* _INSTRUCTIONS TO FOLLOW_: Only the lines holding the string "type" are needed. Copy each one.

— start DATA LINES —

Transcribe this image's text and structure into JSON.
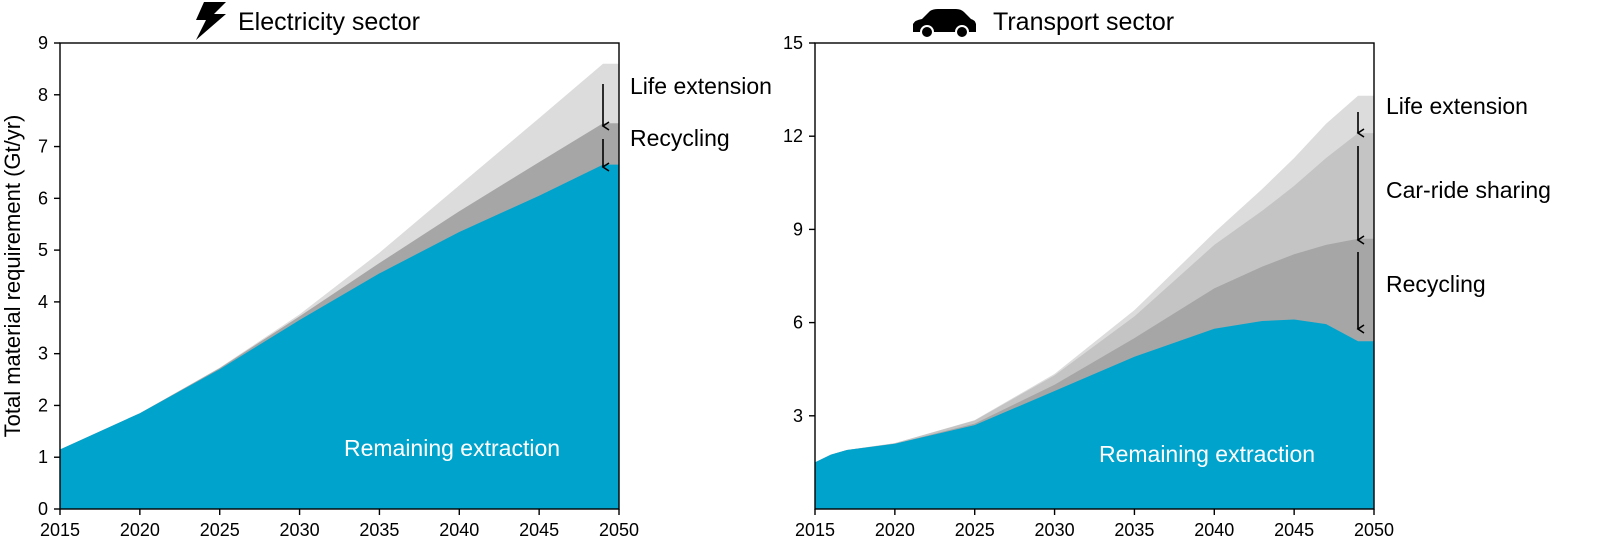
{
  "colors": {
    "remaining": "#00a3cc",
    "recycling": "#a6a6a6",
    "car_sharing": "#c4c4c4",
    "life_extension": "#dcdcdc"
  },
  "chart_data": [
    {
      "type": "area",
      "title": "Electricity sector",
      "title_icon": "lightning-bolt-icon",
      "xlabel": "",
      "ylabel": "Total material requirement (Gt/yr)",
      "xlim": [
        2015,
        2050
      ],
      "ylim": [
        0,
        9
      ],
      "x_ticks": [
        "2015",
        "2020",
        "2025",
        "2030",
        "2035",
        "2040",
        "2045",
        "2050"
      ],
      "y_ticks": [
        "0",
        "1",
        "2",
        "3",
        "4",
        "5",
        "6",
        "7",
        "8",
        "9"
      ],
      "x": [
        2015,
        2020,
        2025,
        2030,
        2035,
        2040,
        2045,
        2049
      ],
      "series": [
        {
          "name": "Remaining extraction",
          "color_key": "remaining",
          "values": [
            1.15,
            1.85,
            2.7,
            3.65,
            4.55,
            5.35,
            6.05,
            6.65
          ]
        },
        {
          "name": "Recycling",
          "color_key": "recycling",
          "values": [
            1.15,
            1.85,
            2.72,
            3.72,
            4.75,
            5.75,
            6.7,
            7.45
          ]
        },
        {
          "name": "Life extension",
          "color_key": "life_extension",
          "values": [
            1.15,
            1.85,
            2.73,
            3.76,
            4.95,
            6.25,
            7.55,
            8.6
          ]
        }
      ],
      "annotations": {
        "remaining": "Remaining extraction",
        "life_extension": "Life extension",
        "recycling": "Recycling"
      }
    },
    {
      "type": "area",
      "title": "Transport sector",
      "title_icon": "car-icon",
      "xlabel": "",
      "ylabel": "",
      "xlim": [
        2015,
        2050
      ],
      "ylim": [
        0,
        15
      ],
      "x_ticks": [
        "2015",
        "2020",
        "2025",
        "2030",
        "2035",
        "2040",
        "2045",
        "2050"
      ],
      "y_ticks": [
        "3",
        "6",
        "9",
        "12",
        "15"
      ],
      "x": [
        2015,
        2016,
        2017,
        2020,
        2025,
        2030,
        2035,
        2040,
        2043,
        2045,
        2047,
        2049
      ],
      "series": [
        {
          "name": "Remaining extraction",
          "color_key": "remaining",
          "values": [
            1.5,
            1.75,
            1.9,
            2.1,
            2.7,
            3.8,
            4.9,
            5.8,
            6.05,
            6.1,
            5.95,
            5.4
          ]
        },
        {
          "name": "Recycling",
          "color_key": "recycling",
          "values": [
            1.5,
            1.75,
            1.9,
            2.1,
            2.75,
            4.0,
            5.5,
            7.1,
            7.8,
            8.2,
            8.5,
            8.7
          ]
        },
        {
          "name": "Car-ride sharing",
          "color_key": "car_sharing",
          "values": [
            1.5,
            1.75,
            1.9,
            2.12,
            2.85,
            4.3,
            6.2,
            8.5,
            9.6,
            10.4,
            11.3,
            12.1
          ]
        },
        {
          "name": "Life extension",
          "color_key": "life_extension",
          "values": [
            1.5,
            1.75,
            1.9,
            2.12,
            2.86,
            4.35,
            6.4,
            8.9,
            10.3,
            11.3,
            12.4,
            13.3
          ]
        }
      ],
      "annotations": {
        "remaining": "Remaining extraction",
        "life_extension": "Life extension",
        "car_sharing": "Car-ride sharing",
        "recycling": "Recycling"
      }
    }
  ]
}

— end DATA LINES —
— start DATA LINES —

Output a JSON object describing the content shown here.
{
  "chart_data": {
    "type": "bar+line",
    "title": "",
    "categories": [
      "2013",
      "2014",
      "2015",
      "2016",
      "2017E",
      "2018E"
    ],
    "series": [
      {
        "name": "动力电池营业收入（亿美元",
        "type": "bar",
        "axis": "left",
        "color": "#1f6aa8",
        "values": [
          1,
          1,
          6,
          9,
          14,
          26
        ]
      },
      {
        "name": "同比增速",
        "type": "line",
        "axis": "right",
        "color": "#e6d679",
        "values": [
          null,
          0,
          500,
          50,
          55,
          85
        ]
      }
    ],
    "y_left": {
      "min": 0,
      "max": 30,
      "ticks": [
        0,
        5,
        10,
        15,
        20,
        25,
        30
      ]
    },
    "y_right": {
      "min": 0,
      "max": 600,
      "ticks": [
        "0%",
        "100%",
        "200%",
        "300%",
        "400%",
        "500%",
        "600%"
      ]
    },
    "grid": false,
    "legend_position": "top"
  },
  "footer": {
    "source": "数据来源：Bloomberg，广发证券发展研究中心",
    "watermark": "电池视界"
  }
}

— end DATA LINES —

* _CORRECT ANSWER_:
      "type": "area",
      "type": "area",
    "type": "bar+line",
        "type": "bar",
        "type": "line",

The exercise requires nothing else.